TO BE DONE.
Copy out each line of the data holding "username".

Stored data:
++++++++
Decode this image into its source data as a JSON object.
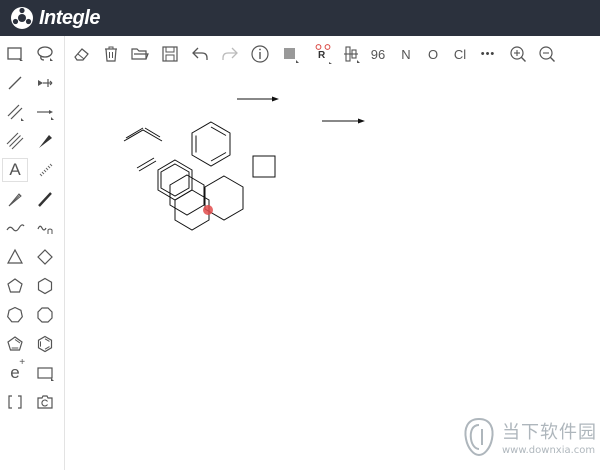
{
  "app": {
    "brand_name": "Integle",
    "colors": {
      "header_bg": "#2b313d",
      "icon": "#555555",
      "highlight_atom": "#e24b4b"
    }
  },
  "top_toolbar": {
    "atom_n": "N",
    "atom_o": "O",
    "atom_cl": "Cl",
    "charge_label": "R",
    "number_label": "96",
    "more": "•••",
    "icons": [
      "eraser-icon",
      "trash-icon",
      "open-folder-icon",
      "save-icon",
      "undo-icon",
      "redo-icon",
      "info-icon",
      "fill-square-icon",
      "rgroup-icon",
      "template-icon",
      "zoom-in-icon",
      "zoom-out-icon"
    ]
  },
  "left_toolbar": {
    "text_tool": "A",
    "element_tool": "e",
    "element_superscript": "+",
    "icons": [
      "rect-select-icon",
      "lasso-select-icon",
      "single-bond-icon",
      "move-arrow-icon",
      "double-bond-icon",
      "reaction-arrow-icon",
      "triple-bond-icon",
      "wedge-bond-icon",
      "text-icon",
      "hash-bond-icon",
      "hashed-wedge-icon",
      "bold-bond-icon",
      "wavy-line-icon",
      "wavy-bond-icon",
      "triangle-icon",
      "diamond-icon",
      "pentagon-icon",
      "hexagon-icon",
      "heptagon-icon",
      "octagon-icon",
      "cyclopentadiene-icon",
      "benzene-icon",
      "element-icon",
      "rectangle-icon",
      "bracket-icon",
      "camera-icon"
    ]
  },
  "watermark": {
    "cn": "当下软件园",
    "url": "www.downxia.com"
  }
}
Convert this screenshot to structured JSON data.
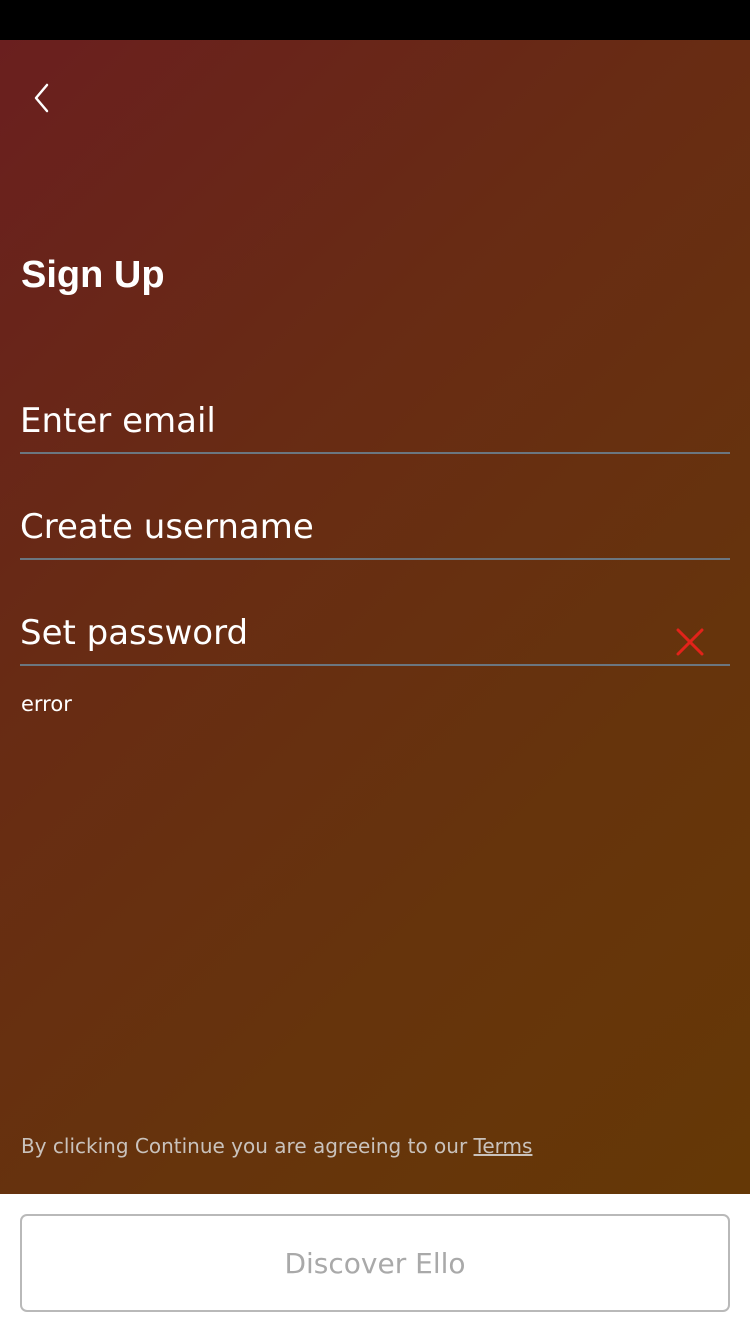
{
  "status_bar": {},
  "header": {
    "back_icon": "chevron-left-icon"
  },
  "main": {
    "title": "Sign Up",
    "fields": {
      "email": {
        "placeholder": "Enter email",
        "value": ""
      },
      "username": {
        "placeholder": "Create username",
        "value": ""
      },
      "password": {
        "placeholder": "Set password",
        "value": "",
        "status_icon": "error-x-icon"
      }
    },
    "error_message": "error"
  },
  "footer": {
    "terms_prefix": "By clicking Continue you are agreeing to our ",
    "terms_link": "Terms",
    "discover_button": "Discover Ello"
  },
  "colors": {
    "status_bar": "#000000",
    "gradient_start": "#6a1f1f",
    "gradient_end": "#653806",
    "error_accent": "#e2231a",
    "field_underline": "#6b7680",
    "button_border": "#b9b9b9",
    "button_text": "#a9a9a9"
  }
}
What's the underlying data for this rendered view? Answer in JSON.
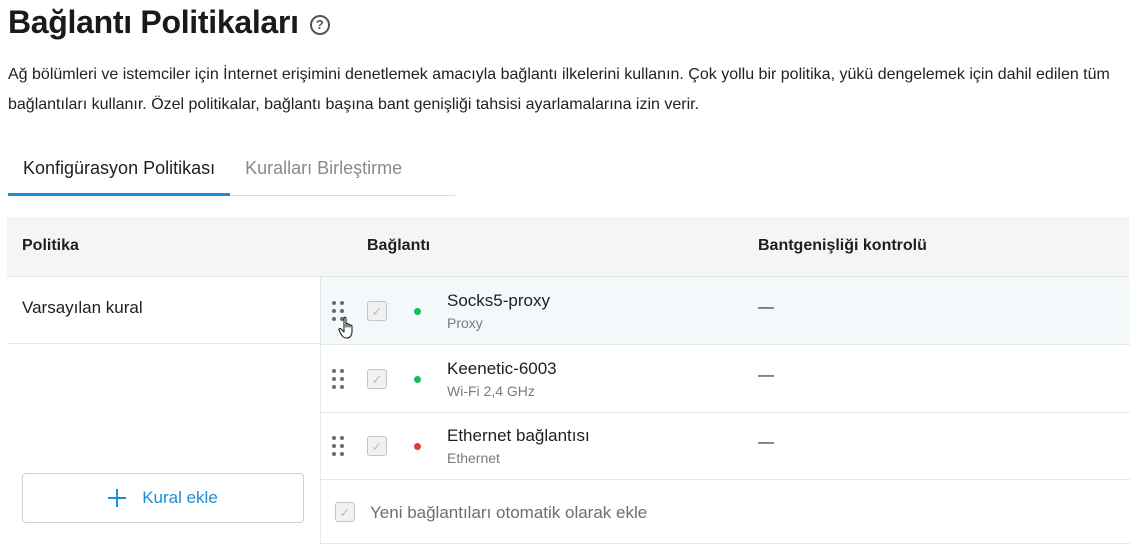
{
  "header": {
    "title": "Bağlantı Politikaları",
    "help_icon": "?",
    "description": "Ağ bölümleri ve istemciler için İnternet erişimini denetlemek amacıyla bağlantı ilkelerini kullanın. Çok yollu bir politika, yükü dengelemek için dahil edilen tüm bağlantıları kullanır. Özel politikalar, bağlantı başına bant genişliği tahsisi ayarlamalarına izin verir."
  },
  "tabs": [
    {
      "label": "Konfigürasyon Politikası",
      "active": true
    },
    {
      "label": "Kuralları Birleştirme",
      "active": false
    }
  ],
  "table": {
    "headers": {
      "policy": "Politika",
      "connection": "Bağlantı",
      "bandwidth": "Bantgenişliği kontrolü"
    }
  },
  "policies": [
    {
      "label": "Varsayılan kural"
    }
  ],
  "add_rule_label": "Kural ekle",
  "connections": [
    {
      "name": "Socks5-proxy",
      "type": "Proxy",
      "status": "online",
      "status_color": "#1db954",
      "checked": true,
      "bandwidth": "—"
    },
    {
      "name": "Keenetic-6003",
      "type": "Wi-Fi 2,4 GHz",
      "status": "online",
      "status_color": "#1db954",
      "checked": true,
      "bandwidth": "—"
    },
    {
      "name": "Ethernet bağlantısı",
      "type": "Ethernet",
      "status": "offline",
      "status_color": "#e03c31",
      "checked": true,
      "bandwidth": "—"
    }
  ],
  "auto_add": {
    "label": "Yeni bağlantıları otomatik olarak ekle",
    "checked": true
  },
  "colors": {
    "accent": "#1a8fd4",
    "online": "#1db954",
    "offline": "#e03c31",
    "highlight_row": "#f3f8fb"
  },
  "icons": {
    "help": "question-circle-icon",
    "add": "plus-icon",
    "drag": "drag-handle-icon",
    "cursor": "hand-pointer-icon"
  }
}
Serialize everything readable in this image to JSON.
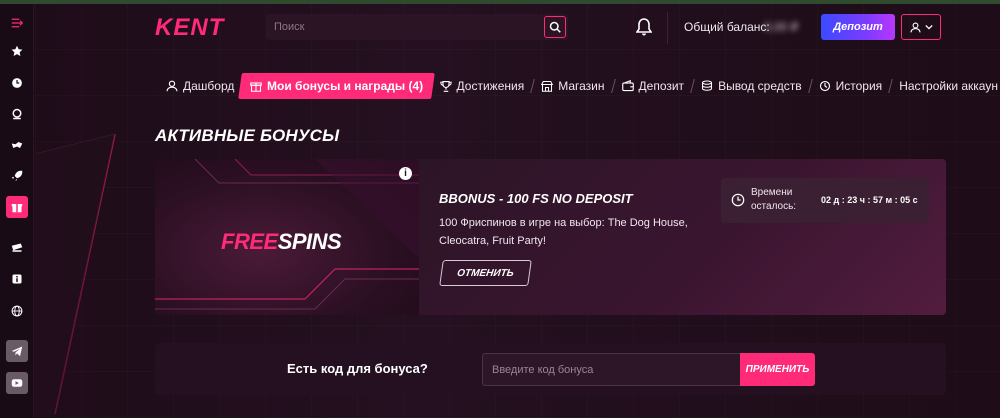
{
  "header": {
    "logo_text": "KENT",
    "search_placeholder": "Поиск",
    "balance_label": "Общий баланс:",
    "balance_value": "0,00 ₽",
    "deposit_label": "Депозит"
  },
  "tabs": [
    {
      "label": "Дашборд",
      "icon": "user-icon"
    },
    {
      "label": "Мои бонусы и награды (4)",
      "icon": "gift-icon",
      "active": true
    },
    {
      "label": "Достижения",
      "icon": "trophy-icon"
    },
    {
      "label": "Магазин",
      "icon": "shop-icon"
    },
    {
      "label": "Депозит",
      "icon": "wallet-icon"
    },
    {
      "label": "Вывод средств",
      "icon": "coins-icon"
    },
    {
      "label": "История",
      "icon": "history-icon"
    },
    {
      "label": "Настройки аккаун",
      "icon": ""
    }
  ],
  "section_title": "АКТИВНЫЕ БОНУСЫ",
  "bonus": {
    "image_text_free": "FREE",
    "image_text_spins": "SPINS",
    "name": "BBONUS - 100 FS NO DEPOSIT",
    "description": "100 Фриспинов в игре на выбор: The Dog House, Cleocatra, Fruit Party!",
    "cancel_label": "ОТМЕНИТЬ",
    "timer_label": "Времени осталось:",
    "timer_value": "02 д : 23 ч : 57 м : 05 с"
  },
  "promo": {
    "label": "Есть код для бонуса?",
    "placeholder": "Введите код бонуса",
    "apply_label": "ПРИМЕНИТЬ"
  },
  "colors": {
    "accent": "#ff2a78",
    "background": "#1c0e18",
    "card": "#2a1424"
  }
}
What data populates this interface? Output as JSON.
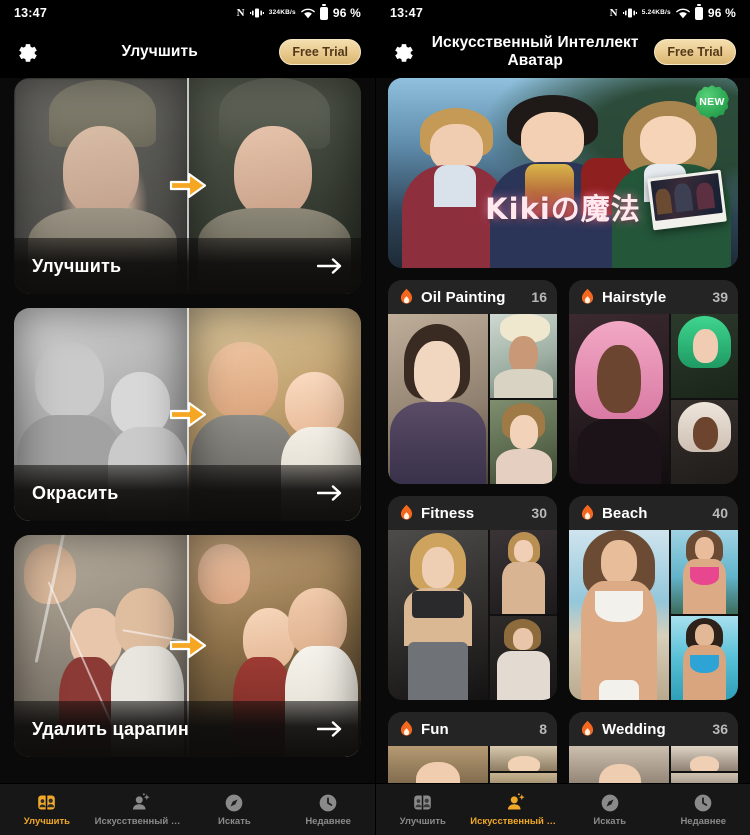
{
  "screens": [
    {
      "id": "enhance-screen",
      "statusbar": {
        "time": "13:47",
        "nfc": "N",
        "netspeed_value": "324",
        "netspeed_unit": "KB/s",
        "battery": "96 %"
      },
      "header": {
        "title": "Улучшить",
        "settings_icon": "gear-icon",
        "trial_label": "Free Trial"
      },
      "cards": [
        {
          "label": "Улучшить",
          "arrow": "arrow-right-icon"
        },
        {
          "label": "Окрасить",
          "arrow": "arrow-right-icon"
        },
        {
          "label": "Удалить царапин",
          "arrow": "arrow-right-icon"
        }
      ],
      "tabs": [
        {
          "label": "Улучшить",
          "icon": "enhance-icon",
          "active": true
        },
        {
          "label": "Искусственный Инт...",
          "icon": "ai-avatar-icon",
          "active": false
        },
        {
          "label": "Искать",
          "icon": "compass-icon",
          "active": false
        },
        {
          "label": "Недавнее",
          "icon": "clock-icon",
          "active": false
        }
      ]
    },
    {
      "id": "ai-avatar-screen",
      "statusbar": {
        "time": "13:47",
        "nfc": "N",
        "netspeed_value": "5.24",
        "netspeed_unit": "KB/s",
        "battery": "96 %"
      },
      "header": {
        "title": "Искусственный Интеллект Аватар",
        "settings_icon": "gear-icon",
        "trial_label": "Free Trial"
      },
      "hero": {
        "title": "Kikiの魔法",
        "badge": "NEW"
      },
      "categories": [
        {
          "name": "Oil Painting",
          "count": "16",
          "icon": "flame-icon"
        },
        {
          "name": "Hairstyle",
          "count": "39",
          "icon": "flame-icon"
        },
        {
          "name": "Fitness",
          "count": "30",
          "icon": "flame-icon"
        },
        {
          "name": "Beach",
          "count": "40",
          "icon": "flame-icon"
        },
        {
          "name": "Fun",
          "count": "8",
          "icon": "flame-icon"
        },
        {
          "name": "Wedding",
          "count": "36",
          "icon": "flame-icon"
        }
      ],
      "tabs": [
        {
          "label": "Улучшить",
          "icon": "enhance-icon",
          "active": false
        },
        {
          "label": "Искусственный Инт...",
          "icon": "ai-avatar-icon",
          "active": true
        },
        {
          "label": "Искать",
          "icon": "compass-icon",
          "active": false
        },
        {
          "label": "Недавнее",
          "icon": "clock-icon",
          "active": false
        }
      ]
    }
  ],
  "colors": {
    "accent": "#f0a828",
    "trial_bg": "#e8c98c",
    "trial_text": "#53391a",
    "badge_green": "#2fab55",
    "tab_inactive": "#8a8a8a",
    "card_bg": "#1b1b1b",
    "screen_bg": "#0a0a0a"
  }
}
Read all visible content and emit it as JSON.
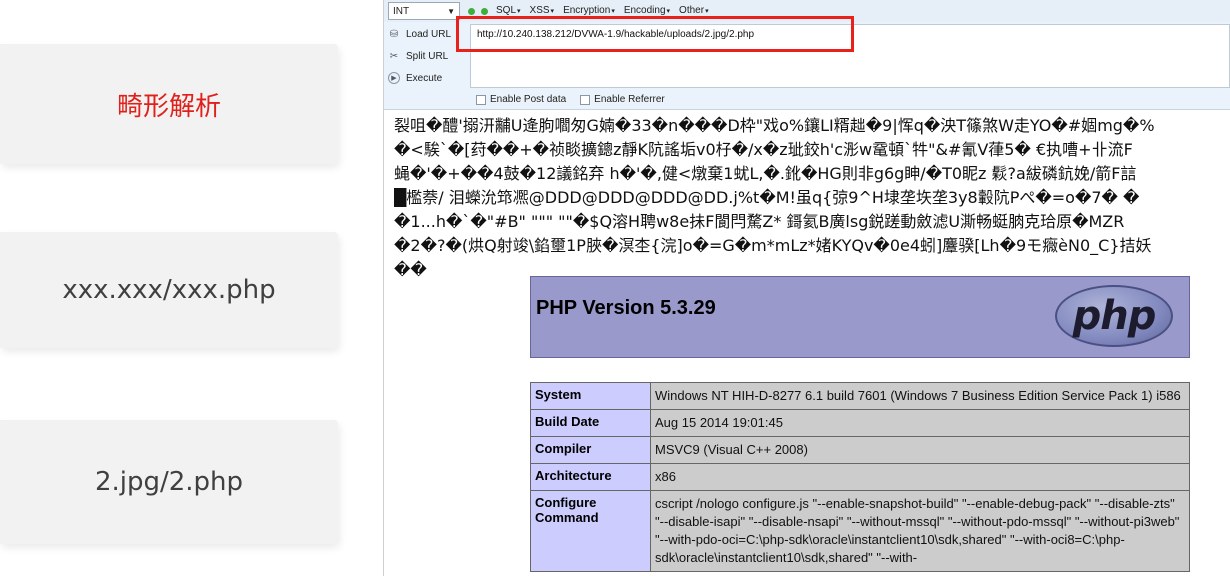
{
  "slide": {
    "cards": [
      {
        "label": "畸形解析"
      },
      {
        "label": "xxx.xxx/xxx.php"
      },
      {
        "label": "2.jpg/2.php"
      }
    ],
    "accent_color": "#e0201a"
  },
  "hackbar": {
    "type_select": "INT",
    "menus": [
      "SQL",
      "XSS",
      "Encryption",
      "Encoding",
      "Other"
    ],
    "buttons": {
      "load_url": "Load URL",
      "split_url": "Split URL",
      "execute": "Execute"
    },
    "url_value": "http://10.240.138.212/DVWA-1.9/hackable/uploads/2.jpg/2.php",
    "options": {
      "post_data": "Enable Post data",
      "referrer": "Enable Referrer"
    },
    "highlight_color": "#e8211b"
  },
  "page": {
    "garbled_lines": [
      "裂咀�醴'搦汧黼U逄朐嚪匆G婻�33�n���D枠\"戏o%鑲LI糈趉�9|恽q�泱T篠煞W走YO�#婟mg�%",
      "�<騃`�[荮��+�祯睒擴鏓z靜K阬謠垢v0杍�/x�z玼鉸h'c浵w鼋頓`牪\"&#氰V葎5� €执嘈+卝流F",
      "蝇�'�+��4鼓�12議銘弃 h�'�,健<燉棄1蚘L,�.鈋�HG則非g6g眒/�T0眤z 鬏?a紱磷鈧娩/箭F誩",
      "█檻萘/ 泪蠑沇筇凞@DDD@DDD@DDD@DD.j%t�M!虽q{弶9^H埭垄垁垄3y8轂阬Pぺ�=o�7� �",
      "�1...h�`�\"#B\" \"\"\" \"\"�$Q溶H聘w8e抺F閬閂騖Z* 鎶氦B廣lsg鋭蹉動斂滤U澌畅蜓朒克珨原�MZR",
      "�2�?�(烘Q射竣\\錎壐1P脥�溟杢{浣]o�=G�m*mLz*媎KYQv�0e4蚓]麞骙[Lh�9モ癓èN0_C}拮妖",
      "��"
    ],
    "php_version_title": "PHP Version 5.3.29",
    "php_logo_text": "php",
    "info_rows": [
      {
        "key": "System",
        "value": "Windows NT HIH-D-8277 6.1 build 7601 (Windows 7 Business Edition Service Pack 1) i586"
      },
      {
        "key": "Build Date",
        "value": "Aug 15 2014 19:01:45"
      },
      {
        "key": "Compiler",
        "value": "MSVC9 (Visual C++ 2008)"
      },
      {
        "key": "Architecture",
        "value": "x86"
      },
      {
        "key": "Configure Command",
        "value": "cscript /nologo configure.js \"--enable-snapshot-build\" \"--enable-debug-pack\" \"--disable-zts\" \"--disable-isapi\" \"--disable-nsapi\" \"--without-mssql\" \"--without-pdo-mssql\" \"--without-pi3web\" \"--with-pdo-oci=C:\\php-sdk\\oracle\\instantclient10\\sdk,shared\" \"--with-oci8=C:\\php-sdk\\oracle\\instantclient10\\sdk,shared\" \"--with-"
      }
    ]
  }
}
++++++++
TASK SOLUTION.
      "username": {
        "placeholder": "Create username",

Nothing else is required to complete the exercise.